#### [Description of the task]
All of the records below need to be copied exactly.

(Extracts from a graphics dataset)
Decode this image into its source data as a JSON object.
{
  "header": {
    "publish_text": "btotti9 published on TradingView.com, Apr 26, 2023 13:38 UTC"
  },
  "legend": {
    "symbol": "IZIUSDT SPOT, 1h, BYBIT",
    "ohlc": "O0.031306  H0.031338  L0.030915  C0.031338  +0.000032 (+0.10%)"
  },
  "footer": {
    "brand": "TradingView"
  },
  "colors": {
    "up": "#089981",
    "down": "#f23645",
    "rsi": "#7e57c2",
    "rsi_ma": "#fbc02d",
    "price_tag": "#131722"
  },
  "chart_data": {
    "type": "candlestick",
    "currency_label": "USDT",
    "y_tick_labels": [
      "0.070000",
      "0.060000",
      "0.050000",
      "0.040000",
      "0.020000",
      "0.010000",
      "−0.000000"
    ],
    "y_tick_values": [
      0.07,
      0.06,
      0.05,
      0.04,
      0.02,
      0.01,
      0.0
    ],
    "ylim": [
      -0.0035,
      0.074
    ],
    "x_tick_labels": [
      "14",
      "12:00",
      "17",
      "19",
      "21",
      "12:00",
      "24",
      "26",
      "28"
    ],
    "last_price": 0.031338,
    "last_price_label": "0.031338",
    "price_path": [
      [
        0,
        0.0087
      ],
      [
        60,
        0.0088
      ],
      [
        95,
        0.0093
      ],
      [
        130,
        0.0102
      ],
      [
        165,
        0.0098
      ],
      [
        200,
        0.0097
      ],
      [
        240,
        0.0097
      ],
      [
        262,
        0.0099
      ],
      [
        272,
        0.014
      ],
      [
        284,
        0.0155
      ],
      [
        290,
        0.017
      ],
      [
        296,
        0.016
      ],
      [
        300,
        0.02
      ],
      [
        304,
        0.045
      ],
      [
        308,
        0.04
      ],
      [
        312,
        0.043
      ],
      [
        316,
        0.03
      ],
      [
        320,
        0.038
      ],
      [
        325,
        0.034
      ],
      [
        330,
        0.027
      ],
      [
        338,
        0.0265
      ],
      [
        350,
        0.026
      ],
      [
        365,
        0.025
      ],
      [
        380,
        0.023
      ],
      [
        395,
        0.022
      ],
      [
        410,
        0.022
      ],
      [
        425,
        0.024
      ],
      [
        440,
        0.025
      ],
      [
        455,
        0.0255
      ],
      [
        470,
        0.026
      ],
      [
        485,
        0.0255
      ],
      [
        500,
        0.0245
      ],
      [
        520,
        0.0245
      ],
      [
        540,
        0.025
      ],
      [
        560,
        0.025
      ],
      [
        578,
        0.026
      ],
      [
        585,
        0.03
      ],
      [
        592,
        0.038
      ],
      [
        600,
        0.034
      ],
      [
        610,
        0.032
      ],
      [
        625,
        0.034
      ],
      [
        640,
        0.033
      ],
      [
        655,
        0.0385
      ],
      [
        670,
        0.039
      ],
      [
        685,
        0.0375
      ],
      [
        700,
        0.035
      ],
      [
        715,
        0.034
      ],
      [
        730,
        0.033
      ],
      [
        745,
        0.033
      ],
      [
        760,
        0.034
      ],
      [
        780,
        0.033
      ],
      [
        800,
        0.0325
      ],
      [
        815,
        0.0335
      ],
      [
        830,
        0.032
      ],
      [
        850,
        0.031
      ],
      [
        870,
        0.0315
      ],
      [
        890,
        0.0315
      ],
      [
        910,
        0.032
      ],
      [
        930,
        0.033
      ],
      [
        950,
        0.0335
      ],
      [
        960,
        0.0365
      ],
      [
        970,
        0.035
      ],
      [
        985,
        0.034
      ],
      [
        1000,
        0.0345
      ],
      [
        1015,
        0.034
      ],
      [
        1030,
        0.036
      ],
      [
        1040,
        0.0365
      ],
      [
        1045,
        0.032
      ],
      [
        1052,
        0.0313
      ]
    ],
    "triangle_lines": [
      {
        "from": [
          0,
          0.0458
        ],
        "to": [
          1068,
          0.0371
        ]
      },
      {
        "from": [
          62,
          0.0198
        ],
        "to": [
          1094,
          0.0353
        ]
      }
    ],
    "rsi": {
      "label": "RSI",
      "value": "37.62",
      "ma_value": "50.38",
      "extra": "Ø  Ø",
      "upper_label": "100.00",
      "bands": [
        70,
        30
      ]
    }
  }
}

#### [Response below]
Decode this image into its source data as a JSON object.
{
  "header": {
    "publish_text": "btotti9 published on TradingView.com, Apr 26, 2023 13:38 UTC"
  },
  "legend": {
    "symbol": "IZIUSDT SPOT, 1h, BYBIT",
    "ohlc": "O0.031306  H0.031338  L0.030915  C0.031338  +0.000032 (+0.10%)"
  },
  "footer": {
    "brand": "TradingView"
  },
  "colors": {
    "up": "#089981",
    "down": "#f23645",
    "rsi": "#7e57c2",
    "rsi_ma": "#fbc02d",
    "price_tag": "#131722"
  },
  "chart_data": {
    "type": "candlestick",
    "currency_label": "USDT",
    "y_tick_labels": [
      "0.070000",
      "0.060000",
      "0.050000",
      "0.040000",
      "0.020000",
      "0.010000",
      "−0.000000"
    ],
    "y_tick_values": [
      0.07,
      0.06,
      0.05,
      0.04,
      0.02,
      0.01,
      0.0
    ],
    "ylim": [
      -0.0035,
      0.074
    ],
    "x_tick_labels": [
      "14",
      "12:00",
      "17",
      "19",
      "21",
      "12:00",
      "24",
      "26",
      "28"
    ],
    "last_price": 0.031338,
    "last_price_label": "0.031338",
    "price_path": [
      [
        0,
        0.0087
      ],
      [
        60,
        0.0088
      ],
      [
        95,
        0.0093
      ],
      [
        130,
        0.0102
      ],
      [
        165,
        0.0098
      ],
      [
        200,
        0.0097
      ],
      [
        240,
        0.0097
      ],
      [
        262,
        0.0099
      ],
      [
        272,
        0.014
      ],
      [
        284,
        0.0155
      ],
      [
        290,
        0.017
      ],
      [
        296,
        0.016
      ],
      [
        300,
        0.02
      ],
      [
        304,
        0.045
      ],
      [
        308,
        0.04
      ],
      [
        312,
        0.043
      ],
      [
        316,
        0.03
      ],
      [
        320,
        0.038
      ],
      [
        325,
        0.034
      ],
      [
        330,
        0.027
      ],
      [
        338,
        0.0265
      ],
      [
        350,
        0.026
      ],
      [
        365,
        0.025
      ],
      [
        380,
        0.023
      ],
      [
        395,
        0.022
      ],
      [
        410,
        0.022
      ],
      [
        425,
        0.024
      ],
      [
        440,
        0.025
      ],
      [
        455,
        0.0255
      ],
      [
        470,
        0.026
      ],
      [
        485,
        0.0255
      ],
      [
        500,
        0.0245
      ],
      [
        520,
        0.0245
      ],
      [
        540,
        0.025
      ],
      [
        560,
        0.025
      ],
      [
        578,
        0.026
      ],
      [
        585,
        0.03
      ],
      [
        592,
        0.038
      ],
      [
        600,
        0.034
      ],
      [
        610,
        0.032
      ],
      [
        625,
        0.034
      ],
      [
        640,
        0.033
      ],
      [
        655,
        0.0385
      ],
      [
        670,
        0.039
      ],
      [
        685,
        0.0375
      ],
      [
        700,
        0.035
      ],
      [
        715,
        0.034
      ],
      [
        730,
        0.033
      ],
      [
        745,
        0.033
      ],
      [
        760,
        0.034
      ],
      [
        780,
        0.033
      ],
      [
        800,
        0.0325
      ],
      [
        815,
        0.0335
      ],
      [
        830,
        0.032
      ],
      [
        850,
        0.031
      ],
      [
        870,
        0.0315
      ],
      [
        890,
        0.0315
      ],
      [
        910,
        0.032
      ],
      [
        930,
        0.033
      ],
      [
        950,
        0.0335
      ],
      [
        960,
        0.0365
      ],
      [
        970,
        0.035
      ],
      [
        985,
        0.034
      ],
      [
        1000,
        0.0345
      ],
      [
        1015,
        0.034
      ],
      [
        1030,
        0.036
      ],
      [
        1040,
        0.0365
      ],
      [
        1045,
        0.032
      ],
      [
        1052,
        0.0313
      ]
    ],
    "triangle_lines": [
      {
        "from": [
          0,
          0.0458
        ],
        "to": [
          1068,
          0.0371
        ]
      },
      {
        "from": [
          62,
          0.0198
        ],
        "to": [
          1094,
          0.0353
        ]
      }
    ],
    "rsi": {
      "label": "RSI",
      "value": "37.62",
      "ma_value": "50.38",
      "extra": "Ø  Ø",
      "upper_label": "100.00",
      "bands": [
        70,
        30
      ]
    }
  }
}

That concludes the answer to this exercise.